## Dataset excerpt
○ ○ ○ ○

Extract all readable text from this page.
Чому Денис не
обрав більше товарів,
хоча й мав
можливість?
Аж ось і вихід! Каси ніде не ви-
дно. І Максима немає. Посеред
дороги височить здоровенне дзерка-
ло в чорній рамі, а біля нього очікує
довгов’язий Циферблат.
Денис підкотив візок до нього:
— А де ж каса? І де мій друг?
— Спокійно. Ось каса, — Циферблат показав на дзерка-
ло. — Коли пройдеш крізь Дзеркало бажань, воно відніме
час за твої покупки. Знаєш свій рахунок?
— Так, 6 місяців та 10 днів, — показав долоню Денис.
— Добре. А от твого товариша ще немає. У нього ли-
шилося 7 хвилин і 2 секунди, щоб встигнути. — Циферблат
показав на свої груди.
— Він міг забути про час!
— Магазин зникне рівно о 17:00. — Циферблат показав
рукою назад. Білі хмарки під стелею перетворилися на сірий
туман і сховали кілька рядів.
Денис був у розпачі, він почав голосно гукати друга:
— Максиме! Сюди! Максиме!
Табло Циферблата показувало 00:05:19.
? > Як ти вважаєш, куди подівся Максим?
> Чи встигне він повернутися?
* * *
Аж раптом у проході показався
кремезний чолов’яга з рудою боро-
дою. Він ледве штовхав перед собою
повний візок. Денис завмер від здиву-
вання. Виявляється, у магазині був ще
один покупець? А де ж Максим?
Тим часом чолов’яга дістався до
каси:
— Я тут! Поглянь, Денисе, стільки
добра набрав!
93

○ ○ ○ ○

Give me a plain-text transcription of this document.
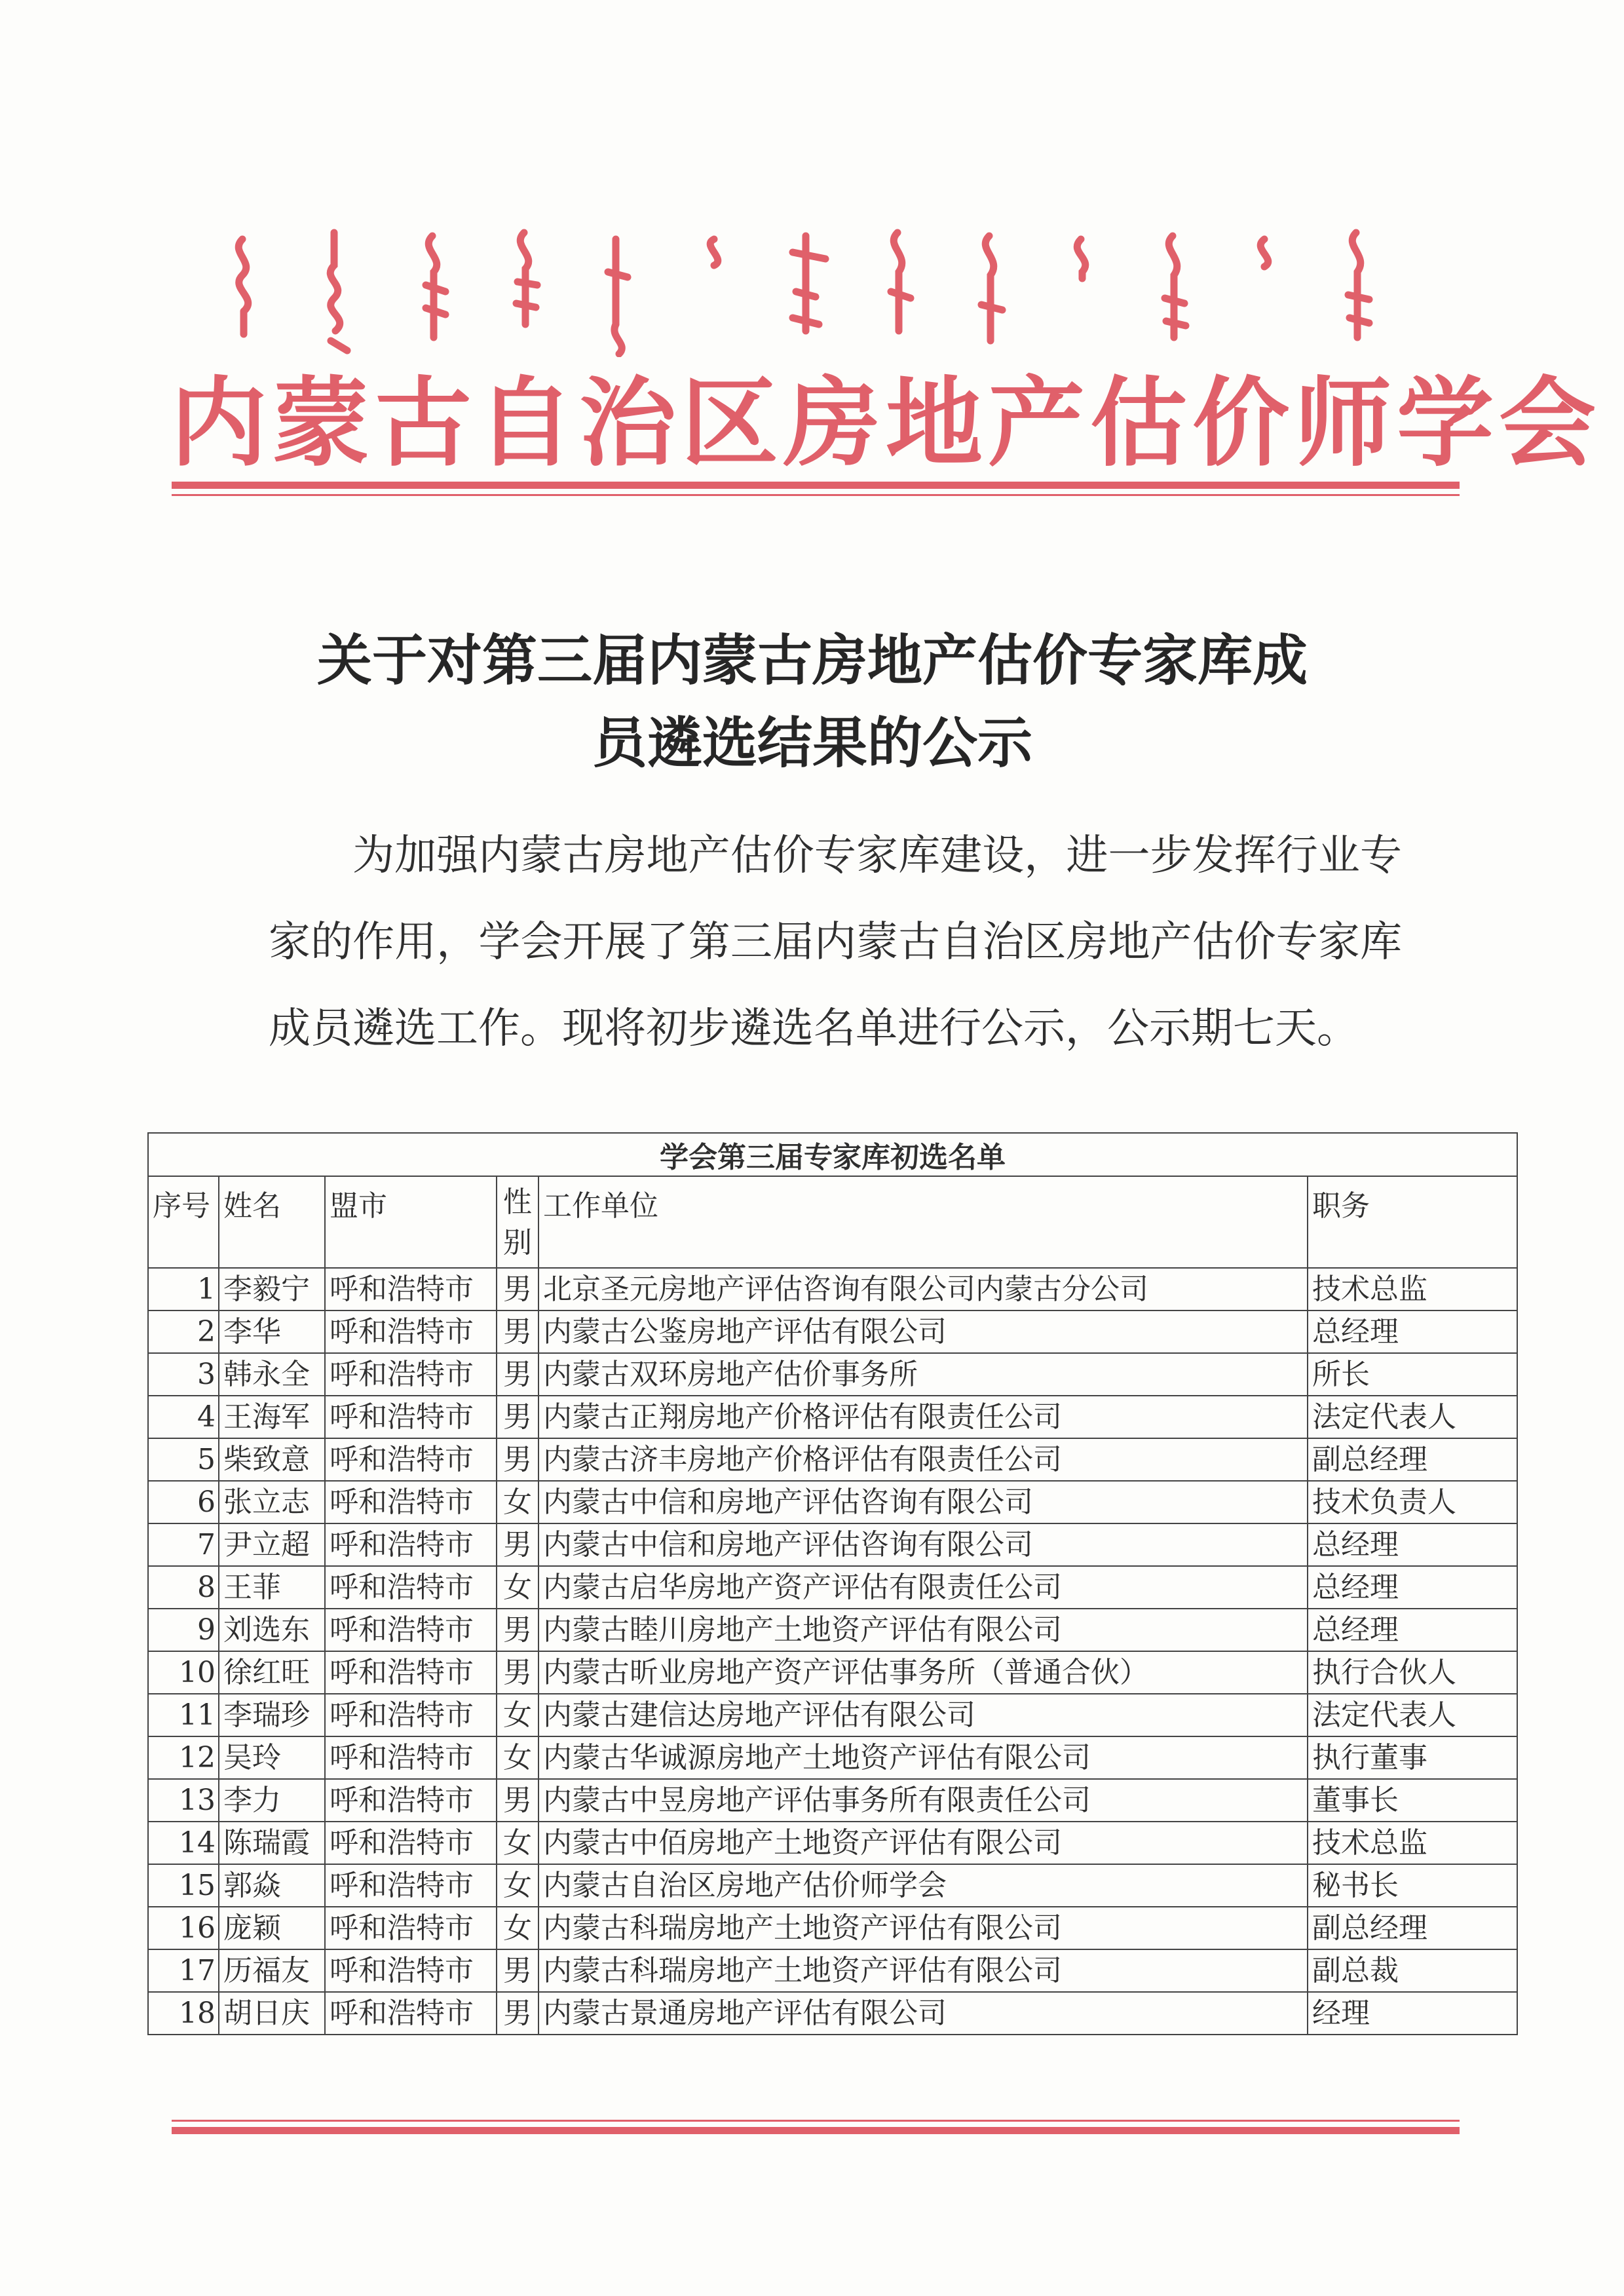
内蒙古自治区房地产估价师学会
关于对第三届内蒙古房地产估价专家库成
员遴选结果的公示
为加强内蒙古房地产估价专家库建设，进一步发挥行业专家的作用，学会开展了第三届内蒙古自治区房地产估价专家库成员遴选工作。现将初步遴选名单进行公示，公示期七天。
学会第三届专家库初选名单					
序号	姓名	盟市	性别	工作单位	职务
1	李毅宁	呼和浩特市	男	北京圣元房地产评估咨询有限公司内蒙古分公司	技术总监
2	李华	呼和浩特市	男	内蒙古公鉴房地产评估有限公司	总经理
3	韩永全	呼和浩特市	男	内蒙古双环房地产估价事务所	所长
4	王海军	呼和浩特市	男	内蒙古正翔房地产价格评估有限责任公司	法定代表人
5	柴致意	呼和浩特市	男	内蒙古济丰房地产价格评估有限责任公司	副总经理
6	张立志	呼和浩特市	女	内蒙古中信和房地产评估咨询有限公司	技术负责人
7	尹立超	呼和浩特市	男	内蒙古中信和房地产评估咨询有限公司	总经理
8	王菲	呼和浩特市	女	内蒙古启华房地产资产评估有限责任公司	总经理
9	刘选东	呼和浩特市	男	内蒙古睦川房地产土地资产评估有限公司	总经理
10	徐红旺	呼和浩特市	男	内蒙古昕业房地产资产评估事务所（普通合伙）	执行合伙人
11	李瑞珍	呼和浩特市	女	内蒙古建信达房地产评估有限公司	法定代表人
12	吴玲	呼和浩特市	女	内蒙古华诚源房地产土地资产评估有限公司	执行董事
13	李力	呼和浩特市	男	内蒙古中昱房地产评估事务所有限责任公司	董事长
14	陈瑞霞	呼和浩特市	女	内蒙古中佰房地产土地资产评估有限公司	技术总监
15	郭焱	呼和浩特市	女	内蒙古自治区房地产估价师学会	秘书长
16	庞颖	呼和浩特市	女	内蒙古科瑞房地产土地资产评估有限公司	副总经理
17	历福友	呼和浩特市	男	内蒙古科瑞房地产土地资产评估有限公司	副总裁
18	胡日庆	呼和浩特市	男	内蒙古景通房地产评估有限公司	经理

○ ○ ○ ○

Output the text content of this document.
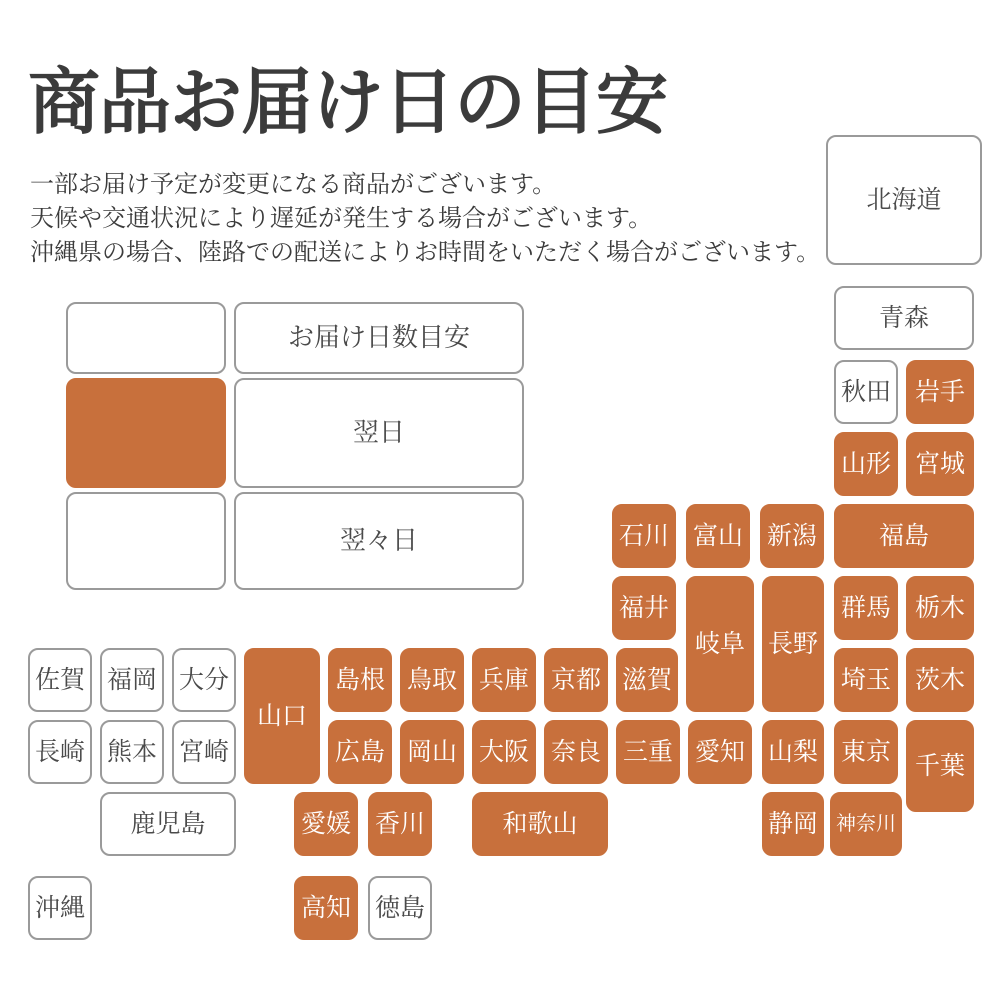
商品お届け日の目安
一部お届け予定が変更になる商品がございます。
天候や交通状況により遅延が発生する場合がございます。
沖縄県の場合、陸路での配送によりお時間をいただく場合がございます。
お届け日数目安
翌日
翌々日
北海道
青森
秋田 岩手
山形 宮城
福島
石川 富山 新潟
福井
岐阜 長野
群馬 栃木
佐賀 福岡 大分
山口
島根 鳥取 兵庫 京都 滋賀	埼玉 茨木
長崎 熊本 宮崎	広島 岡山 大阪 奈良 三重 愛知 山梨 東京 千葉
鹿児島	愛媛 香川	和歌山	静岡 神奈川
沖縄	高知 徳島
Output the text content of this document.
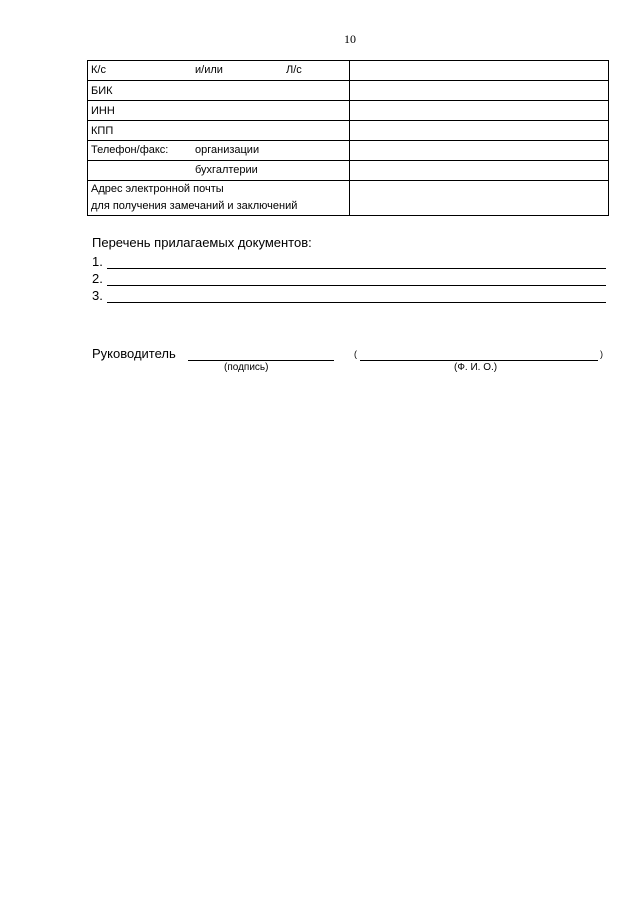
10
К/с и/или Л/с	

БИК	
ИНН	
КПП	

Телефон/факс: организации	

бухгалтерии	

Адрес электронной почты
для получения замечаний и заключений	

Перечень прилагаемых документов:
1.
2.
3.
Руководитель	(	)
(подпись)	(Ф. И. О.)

○ ○ ○ ○

Each line of the material above either contains the word "内蒙古中信和房地产评估咨询有限公司" or does not; state how many do, and nothing else.

2